(Data records)
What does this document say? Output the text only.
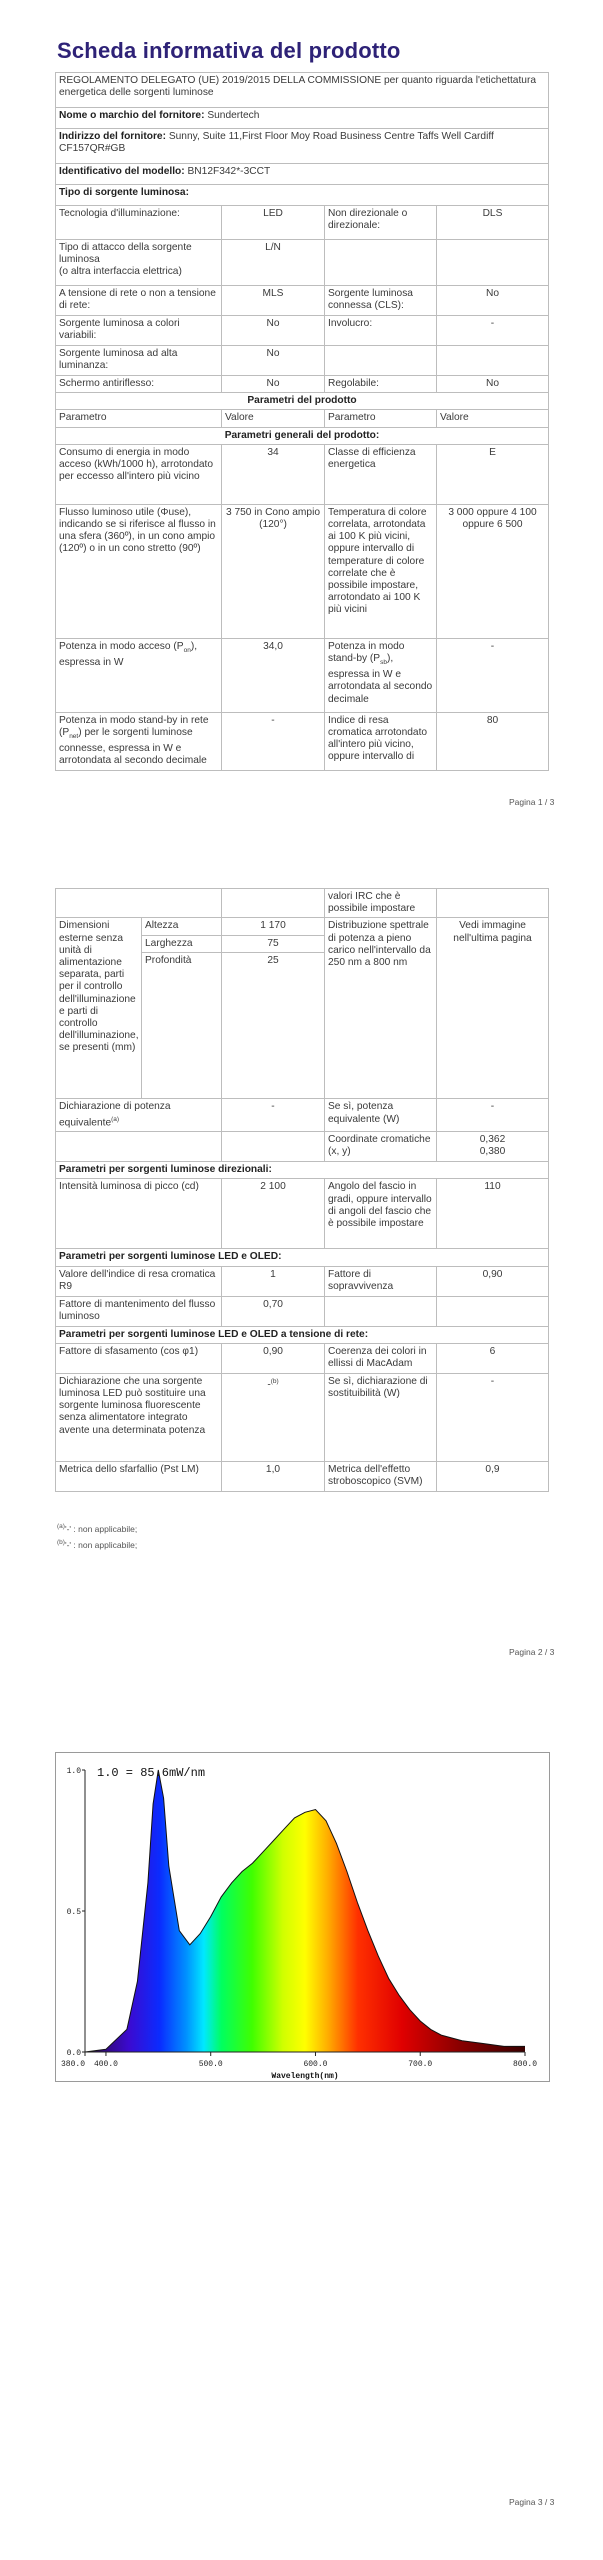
Scheda informativa del prodotto
REGOLAMENTO DELEGATO (UE) 2019/2015 DELLA COMMISSIONE per quanto riguarda l'etichettatura energetica delle sorgenti luminose			
Nome o marchio del fornitore: Sundertech			
Indirizzo del fornitore: Sunny, Suite 11,First Floor Moy Road Business Centre Taffs Well Cardiff CF157QR#GB			
Identificativo del modello: BN12F342*-3CCT			
Tipo di sorgente luminosa:			
Tecnologia d'illuminazione:	LED	Non direzionale o direzionale:	DLS
Tipo di attacco della sorgente luminosa
(o altra interfaccia elettrica)	L/N		
A tensione di rete o non a tensione di rete:	MLS	Sorgente luminosa connessa (CLS):	No
Sorgente luminosa a colori variabili:	No	Involucro:	-
Sorgente luminosa ad alta luminanza:	No		
Schermo antiriflesso:	No	Regolabile:	No
Parametri del prodotto			
Parametro	Valore	Parametro	Valore
Parametri generali del prodotto:			
Consumo di energia in modo acceso (kWh/1000 h), arrotondato per eccesso all'intero più vicino	34	Classe di efficienza energetica	E
Flusso luminoso utile (Φuse), indicando se si riferisce al flusso in una sfera (360º), in un cono ampio (120º) o in un cono stretto (90º)	3 750 in Cono ampio (120°)	Temperatura di colore correlata, arrotondata ai 100 K più vicini, oppure intervallo di temperature di colore correlate che è possibile impostare, arrotondato ai 100 K più vicini	3 000 oppure 4 100 oppure 6 500
Potenza in modo acceso $(P_{on})$, espressa in W	34,0	Potenza in modo stand-by $(P_{sb})$, espressa in W e arrotondata al secondo decimale	-
Potenza in modo stand-by in rete $(P_{net})$ per le sorgenti luminose connesse, espressa in W e arrotondata al secondo decimale	-	Indice di resa cromatica arrotondato all'intero più vicino, oppure intervallo di	80
Pagina 1 / 3
			valori IRC che è possibile impostare	
Dimensioni esterne senza unità di alimentazione separata, parti per il controllo dell'illuminazione e parti di controllo dell'illuminazione, se presenti (mm)	Altezza	1 170	Distribuzione spettrale di potenza a pieno carico nell'intervallo da 250 nm a 800 nm	Vedi immagine nell'ultima pagina
	Larghezza	75		
	Profondità	25		
Dichiarazione di potenza equivalente$^{(a)}$		-	Se sì, potenza equivalente (W)	-
			Coordinate cromatiche (x, y)	0,362
0,380
Parametri per sorgenti luminose direzionali:				
Intensità luminosa di picco (cd)		2 100	Angolo del fascio in gradi, oppure intervallo di angoli del fascio che è possibile impostare	110
Parametri per sorgenti luminose LED e OLED:				
Valore dell'indice di resa cromatica R9		1	Fattore di sopravvivenza	0,90
Fattore di mantenimento del flusso luminoso		0,70		
Parametri per sorgenti luminose LED e OLED a tensione di rete:				
Fattore di sfasamento (cos φ1)		0,90	Coerenza dei colori in ellissi di MacAdam	6
Dichiarazione che una sorgente luminosa LED può sostituire una sorgente luminosa fluorescente senza alimentatore integrato avente una determinata potenza		-$^{(b)}$	Se sì, dichiarazione di sostituibilità (W)	-
Metrica dello sfarfallio (Pst LM)		1,0	Metrica dell'effetto stroboscopico (SVM)	0,9
$^{(a)}$'-' : non applicabile;
$^{(b)}$'-' : non applicabile;
Pagina 2 / 3
380.0 400.0	500.0	600.0	700.0	800.0
0.0
0.5
1.0 1.0 = 85.6mW/nm
Wavelength(nm)
Pagina 3 / 3
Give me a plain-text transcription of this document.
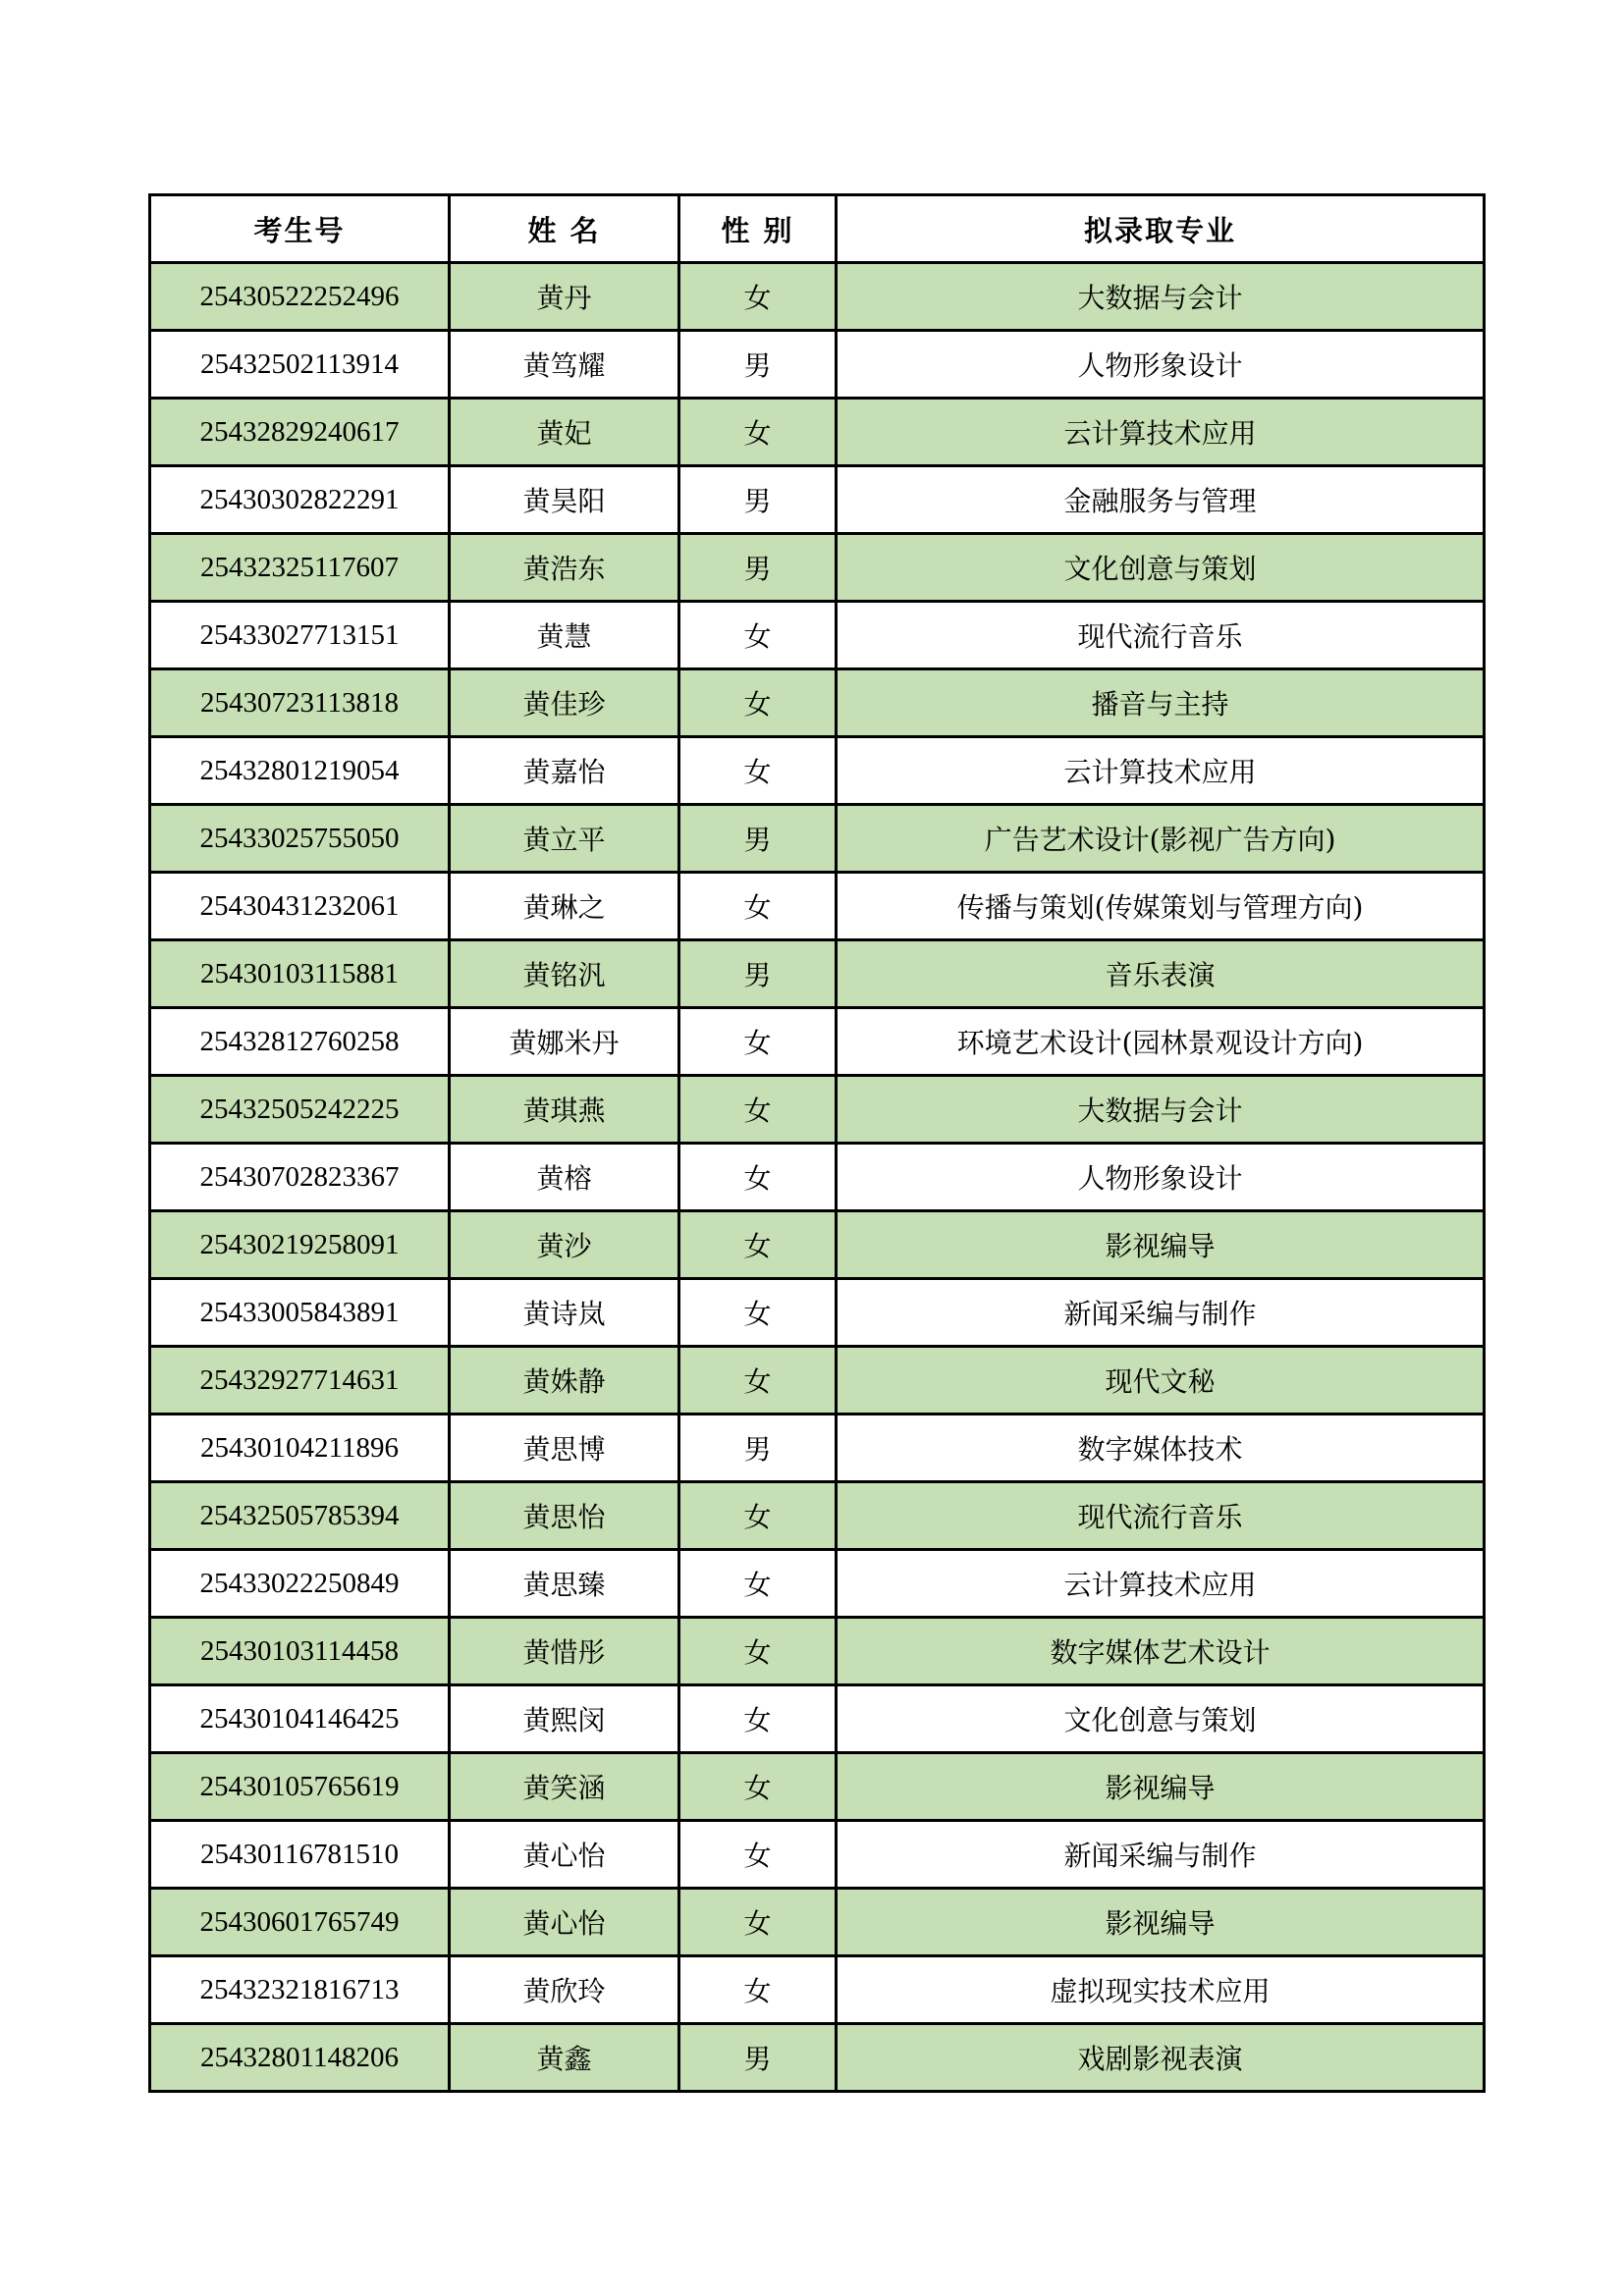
考生号	姓 名	性 别	拟录取专业
25430522252496	黄丹	女	大数据与会计
25432502113914	黄笃耀	男	人物形象设计
25432829240617	黄妃	女	云计算技术应用
25430302822291	黄昊阳	男	金融服务与管理
25432325117607	黄浩东	男	文化创意与策划
25433027713151	黄慧	女	现代流行音乐
25430723113818	黄佳珍	女	播音与主持
25432801219054	黄嘉怡	女	云计算技术应用
25433025755050	黄立平	男	广告艺术设计(影视广告方向)
25430431232061	黄琳之	女	传播与策划(传媒策划与管理方向)
25430103115881	黄铭汎	男	音乐表演
25432812760258	黄娜米丹	女	环境艺术设计(园林景观设计方向)
25432505242225	黄琪燕	女	大数据与会计
25430702823367	黄榕	女	人物形象设计
25430219258091	黄沙	女	影视编导
25433005843891	黄诗岚	女	新闻采编与制作
25432927714631	黄姝静	女	现代文秘
25430104211896	黄思博	男	数字媒体技术
25432505785394	黄思怡	女	现代流行音乐
25433022250849	黄思臻	女	云计算技术应用
25430103114458	黄惜彤	女	数字媒体艺术设计
25430104146425	黄熙闵	女	文化创意与策划
25430105765619	黄笑涵	女	影视编导
25430116781510	黄心怡	女	新闻采编与制作
25430601765749	黄心怡	女	影视编导
25432321816713	黄欣玲	女	虚拟现实技术应用
25432801148206	黄鑫	男	戏剧影视表演
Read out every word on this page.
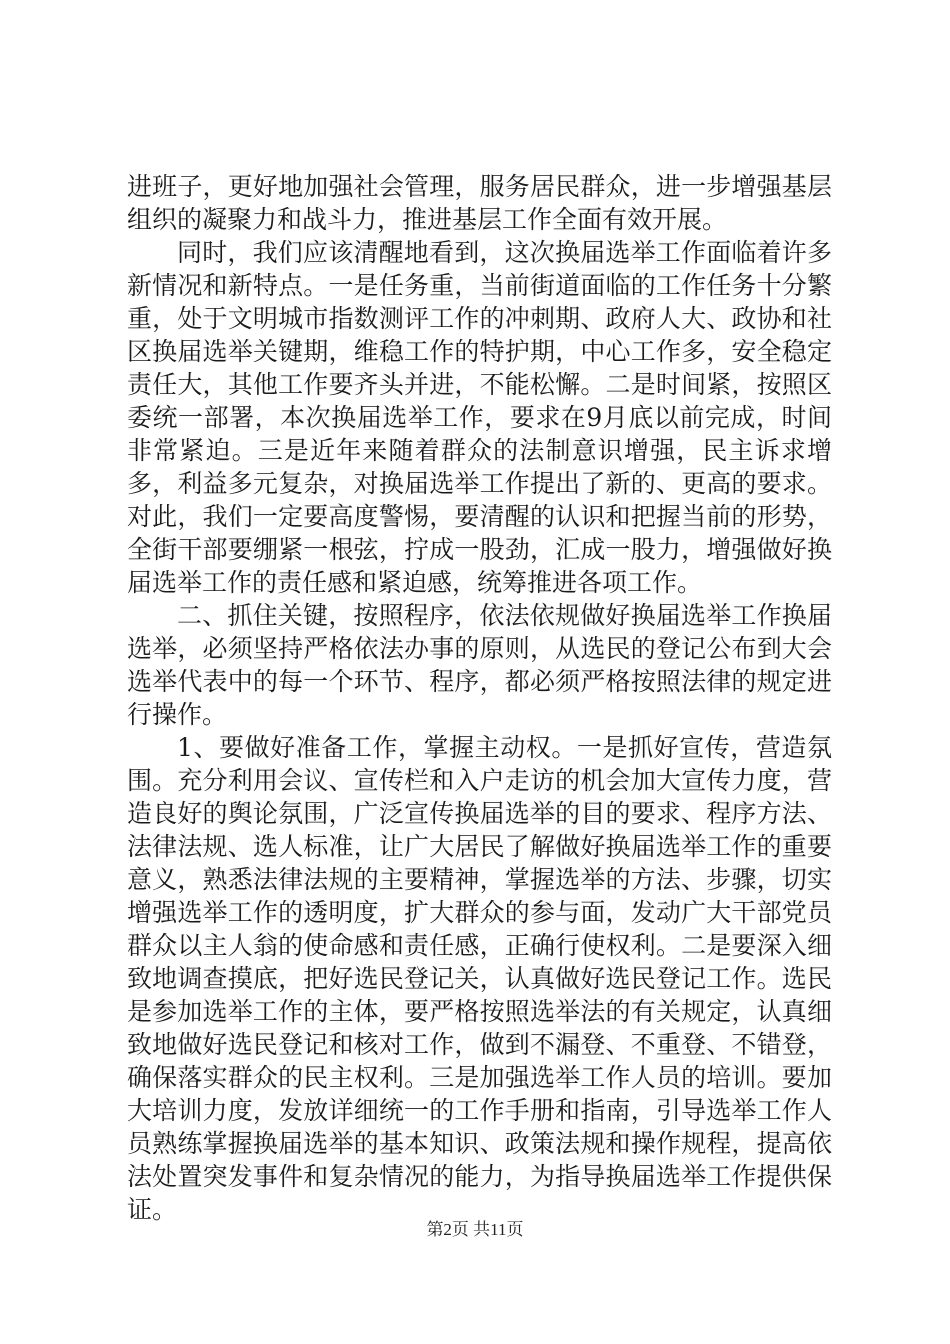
进班子，更好地加强社会管理，服务居民群众，进一步增强基层组织的凝聚力和战斗力，推进基层工作全面有效开展。

同时，我们应该清醒地看到，这次换届选举工作面临着许多新情况和新特点。一是任务重，当前街道面临的工作任务十分繁重，处于文明城市指数测评工作的冲刺期、政府人大、政协和社区换届选举关键期，维稳工作的特护期，中心工作多，安全稳定责任大，其他工作要齐头并进，不能松懈。二是时间紧，按照区委统一部署，本次换届选举工作，要求在9月底以前完成，时间非常紧迫。三是近年来随着群众的法制意识增强，民主诉求增多，利益多元复杂，对换届选举工作提出了新的、更高的要求。对此，我们一定要高度警惕，要清醒的认识和把握当前的形势，全街干部要绷紧一根弦，拧成一股劲，汇成一股力，增强做好换届选举工作的责任感和紧迫感，统筹推进各项工作。

二、抓住关键，按照程序，依法依规做好换届选举工作换届选举，必须坚持严格依法办事的原则，从选民的登记公布到大会选举代表中的每一个环节、程序，都必须严格按照法律的规定进行操作。

1、要做好准备工作，掌握主动权。一是抓好宣传，营造氛围。充分利用会议、宣传栏和入户走访的机会加大宣传力度，营造良好的舆论氛围，广泛宣传换届选举的目的要求、程序方法、法律法规、选人标准，让广大居民了解做好换届选举工作的重要意义，熟悉法律法规的主要精神，掌握选举的方法、步骤，切实增强选举工作的透明度，扩大群众的参与面，发动广大干部党员群众以主人翁的使命感和责任感，正确行使权利。二是要深入细致地调查摸底，把好选民登记关，认真做好选民登记工作。选民是参加选举工作的主体，要严格按照选举法的有关规定，认真细致地做好选民登记和核对工作，做到不漏登、不重登、不错登，确保落实群众的民主权利。三是加强选举工作人员的培训。要加大培训力度，发放详细统一的工作手册和指南，引导选举工作人员熟练掌握换届选举的基本知识、政策法规和操作规程，提高依法处置突发事件和复杂情况的能力，为指导换届选举工作提供保证。

第2页 共11页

THE EXERCISE: Only the lines from the line with "Read out every word on this page." to the end of the records should be repeated, exactly and without pictures.

CORRECT RESPONSE:
Read out every word on this page.
进班子，更好地加强社会管理，服务居民群众，进一步增强基层组织的凝聚力和战斗力，推进基层工作全面有效开展。

同时，我们应该清醒地看到，这次换届选举工作面临着许多新情况和新特点。一是任务重，当前街道面临的工作任务十分繁重，处于文明城市指数测评工作的冲刺期、政府人大、政协和社区换届选举关键期，维稳工作的特护期，中心工作多，安全稳定责任大，其他工作要齐头并进，不能松懈。二是时间紧，按照区委统一部署，本次换届选举工作，要求在9月底以前完成，时间非常紧迫。三是近年来随着群众的法制意识增强，民主诉求增多，利益多元复杂，对换届选举工作提出了新的、更高的要求。对此，我们一定要高度警惕，要清醒的认识和把握当前的形势，全街干部要绷紧一根弦，拧成一股劲，汇成一股力，增强做好换届选举工作的责任感和紧迫感，统筹推进各项工作。

二、抓住关键，按照程序，依法依规做好换届选举工作换届选举，必须坚持严格依法办事的原则，从选民的登记公布到大会选举代表中的每一个环节、程序，都必须严格按照法律的规定进行操作。

1、要做好准备工作，掌握主动权。一是抓好宣传，营造氛围。充分利用会议、宣传栏和入户走访的机会加大宣传力度，营造良好的舆论氛围，广泛宣传换届选举的目的要求、程序方法、法律法规、选人标准，让广大居民了解做好换届选举工作的重要意义，熟悉法律法规的主要精神，掌握选举的方法、步骤，切实增强选举工作的透明度，扩大群众的参与面，发动广大干部党员群众以主人翁的使命感和责任感，正确行使权利。二是要深入细致地调查摸底，把好选民登记关，认真做好选民登记工作。选民是参加选举工作的主体，要严格按照选举法的有关规定，认真细致地做好选民登记和核对工作，做到不漏登、不重登、不错登，确保落实群众的民主权利。三是加强选举工作人员的培训。要加大培训力度，发放详细统一的工作手册和指南，引导选举工作人员熟练掌握换届选举的基本知识、政策法规和操作规程，提高依法处置突发事件和复杂情况的能力，为指导换届选举工作提供保证。

第2页 共11页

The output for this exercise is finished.